▶ Work required: Where a line of the listing below includes the word "style", reproduce that line.
═══ Extracted information
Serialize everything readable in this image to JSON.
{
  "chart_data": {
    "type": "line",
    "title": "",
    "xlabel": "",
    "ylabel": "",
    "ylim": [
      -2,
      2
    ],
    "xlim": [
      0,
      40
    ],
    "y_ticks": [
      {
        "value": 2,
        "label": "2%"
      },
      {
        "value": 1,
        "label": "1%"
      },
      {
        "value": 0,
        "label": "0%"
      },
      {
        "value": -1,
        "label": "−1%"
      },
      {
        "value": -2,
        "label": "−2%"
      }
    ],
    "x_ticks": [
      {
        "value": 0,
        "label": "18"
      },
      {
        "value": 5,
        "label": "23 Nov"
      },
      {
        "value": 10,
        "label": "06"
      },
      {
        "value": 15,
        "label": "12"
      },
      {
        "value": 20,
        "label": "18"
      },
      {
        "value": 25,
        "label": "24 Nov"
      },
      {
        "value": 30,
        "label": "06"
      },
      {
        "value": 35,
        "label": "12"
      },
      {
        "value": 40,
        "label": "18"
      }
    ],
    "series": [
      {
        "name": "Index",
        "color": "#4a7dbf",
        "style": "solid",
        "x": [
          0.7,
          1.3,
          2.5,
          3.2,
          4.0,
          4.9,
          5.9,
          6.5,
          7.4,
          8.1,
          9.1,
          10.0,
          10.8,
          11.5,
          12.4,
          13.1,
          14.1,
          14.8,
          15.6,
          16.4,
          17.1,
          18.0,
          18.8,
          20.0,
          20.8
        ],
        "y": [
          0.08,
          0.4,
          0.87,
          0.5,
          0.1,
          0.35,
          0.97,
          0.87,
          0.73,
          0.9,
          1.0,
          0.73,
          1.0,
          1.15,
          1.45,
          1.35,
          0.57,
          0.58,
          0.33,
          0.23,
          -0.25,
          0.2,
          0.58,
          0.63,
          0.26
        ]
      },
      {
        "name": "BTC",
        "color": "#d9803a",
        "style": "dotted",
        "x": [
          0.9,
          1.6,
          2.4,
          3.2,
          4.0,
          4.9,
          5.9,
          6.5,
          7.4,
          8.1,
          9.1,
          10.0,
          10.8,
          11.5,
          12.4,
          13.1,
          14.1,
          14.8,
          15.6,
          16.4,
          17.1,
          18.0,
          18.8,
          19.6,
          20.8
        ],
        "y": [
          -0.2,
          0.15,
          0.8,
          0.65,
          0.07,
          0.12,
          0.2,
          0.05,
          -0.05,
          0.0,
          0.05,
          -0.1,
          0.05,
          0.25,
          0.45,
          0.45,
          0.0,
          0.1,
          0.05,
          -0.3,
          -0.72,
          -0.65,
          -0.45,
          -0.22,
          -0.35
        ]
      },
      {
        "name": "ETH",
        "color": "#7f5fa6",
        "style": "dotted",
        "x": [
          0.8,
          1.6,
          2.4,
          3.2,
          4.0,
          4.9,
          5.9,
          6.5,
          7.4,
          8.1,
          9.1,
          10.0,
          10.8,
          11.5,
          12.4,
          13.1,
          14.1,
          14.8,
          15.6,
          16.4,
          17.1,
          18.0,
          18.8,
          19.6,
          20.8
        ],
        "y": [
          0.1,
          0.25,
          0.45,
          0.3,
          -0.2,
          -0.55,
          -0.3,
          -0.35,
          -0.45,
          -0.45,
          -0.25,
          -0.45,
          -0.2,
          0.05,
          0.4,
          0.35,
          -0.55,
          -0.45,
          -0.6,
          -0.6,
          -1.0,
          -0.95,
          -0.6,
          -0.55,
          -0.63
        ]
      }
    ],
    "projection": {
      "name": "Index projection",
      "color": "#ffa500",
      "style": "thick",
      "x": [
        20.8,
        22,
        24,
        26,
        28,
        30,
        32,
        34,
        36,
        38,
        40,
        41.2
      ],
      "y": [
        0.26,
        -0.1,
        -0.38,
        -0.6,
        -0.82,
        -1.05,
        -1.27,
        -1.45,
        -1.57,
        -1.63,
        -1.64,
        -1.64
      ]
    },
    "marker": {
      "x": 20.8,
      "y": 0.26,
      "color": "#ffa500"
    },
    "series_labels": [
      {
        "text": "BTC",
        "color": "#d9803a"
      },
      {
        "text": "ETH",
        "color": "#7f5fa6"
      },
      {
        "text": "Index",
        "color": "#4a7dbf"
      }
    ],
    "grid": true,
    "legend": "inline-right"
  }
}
══════
▶ Answer for the task:
        "style": "solid",
        "style": "dotted",
        "style": "dotted",
      "style": "thick",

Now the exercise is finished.